● **Description of the task**
Extract every line where the string "open" appears.

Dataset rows

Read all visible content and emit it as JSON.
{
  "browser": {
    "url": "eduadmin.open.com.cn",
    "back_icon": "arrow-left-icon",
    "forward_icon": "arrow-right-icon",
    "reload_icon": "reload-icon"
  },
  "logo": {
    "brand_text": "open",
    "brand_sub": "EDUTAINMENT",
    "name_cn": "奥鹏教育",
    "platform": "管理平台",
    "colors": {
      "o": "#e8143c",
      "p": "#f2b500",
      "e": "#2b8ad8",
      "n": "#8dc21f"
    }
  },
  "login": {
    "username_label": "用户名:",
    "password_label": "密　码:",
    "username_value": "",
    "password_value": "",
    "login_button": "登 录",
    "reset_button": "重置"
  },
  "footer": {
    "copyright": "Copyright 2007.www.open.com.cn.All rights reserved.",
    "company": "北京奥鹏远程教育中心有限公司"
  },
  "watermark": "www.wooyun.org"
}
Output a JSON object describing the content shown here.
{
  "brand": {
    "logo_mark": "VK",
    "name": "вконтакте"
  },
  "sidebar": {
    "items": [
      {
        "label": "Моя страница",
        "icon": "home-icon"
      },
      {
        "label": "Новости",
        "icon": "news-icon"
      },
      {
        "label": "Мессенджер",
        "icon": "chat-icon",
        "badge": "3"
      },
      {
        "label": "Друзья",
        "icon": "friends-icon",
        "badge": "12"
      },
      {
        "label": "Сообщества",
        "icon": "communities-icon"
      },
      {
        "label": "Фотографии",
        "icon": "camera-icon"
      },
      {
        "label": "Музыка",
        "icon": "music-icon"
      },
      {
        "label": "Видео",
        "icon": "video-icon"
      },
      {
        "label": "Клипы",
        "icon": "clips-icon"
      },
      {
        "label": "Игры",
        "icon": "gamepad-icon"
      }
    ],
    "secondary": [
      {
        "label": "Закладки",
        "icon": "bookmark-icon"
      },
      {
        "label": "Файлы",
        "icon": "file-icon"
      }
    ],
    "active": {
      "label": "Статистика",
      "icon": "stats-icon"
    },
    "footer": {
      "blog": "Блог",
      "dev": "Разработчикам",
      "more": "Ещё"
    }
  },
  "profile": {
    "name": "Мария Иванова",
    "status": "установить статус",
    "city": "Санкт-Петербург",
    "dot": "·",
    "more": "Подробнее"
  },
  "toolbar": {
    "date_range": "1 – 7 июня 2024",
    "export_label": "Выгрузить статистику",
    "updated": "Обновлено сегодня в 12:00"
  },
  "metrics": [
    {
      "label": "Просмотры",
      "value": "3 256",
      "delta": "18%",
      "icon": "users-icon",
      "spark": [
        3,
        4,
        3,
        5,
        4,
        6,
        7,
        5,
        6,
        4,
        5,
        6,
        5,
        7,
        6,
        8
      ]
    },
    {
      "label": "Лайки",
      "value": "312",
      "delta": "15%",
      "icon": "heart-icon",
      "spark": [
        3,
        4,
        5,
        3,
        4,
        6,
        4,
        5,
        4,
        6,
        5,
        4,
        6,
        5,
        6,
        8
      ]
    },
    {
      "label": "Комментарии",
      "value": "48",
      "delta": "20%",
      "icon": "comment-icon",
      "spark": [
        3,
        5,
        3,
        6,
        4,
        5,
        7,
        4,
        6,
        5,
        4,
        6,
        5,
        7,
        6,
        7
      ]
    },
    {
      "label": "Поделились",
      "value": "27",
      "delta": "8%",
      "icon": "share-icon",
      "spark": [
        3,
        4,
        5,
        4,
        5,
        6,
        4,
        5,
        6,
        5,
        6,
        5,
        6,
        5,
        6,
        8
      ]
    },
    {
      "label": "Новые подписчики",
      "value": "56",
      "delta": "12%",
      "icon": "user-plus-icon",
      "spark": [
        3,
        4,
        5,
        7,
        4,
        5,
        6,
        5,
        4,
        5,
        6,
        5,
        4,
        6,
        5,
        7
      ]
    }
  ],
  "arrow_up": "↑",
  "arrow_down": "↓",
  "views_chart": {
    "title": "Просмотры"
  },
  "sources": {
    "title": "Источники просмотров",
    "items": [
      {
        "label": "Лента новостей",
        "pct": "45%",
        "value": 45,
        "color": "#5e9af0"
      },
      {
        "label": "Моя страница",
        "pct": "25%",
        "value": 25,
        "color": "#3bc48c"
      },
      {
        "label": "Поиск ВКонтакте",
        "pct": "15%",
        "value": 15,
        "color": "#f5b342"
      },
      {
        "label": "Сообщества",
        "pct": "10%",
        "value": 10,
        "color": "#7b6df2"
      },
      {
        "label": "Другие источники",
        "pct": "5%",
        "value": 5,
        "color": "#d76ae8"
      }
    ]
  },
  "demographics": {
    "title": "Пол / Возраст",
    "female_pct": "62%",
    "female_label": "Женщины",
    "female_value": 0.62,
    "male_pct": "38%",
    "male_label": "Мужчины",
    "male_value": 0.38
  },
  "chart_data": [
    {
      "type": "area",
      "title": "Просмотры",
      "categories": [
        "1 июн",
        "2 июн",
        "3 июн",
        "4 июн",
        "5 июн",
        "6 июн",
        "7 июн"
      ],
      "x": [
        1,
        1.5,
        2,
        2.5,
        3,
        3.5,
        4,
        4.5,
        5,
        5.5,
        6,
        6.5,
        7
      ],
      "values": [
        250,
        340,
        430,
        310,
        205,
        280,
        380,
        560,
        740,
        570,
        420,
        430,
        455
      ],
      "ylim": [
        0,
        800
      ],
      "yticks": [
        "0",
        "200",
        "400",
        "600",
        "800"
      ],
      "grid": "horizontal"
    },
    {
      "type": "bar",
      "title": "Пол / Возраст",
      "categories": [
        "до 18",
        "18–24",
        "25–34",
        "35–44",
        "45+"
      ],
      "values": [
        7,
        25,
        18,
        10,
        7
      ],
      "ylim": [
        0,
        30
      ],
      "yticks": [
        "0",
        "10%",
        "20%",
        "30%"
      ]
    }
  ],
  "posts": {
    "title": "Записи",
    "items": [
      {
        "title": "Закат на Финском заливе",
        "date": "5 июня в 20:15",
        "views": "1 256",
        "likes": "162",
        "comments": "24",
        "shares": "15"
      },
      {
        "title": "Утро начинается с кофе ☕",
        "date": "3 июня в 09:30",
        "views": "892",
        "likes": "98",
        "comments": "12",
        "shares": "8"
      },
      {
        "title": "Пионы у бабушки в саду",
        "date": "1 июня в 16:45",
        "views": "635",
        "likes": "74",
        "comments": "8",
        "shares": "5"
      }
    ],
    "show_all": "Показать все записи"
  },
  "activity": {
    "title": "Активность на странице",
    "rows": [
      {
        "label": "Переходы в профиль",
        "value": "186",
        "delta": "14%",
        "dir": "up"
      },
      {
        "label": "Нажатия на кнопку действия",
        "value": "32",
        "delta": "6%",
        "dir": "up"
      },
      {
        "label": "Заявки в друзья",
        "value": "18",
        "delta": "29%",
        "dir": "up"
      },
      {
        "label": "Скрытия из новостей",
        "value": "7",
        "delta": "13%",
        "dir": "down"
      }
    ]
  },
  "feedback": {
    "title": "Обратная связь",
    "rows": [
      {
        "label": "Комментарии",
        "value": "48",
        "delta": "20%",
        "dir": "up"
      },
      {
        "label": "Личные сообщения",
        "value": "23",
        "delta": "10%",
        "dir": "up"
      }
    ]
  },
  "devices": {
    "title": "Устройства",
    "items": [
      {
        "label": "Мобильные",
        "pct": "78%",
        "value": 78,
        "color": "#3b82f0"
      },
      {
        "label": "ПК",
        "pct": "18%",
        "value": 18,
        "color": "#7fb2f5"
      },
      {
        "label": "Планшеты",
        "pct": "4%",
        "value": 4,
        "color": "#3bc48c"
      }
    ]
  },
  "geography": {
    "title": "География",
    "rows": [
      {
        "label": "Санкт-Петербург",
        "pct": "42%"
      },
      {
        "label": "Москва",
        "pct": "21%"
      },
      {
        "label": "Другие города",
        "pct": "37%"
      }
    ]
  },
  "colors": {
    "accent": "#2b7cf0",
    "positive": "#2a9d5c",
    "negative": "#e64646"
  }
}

● **Solution to this task**
    "url": "eduadmin.open.com.cn",
    "brand_text": "open",
    "copyright": "Copyright 2007.www.open.com.cn.All rights reserved.",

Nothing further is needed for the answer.